**INSTRUCTIONS TO FOLLOW:** Search the material for the word "that" and report each line where it turns up.
+---+
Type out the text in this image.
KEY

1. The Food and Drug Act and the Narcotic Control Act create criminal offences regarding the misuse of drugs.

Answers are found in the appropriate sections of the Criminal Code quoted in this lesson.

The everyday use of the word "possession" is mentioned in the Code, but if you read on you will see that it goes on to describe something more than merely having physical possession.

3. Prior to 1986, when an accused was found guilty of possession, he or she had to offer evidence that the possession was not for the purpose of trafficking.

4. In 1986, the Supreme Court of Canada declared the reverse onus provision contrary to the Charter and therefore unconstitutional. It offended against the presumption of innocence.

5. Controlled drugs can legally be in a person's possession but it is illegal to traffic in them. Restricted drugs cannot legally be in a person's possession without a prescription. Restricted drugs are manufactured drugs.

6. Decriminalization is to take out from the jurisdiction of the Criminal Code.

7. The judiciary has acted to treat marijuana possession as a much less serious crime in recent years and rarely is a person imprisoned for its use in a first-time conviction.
+---+
**ANSWER IN FULL:**
The everyday use of the word "possession" is mentioned in the Code, but if you read on you will see that it goes on to describe something more than merely having physical possession.
3. Prior to 1986, when an accused was found guilty of possession, he or she had to offer evidence that the possession was not for the purpose of trafficking.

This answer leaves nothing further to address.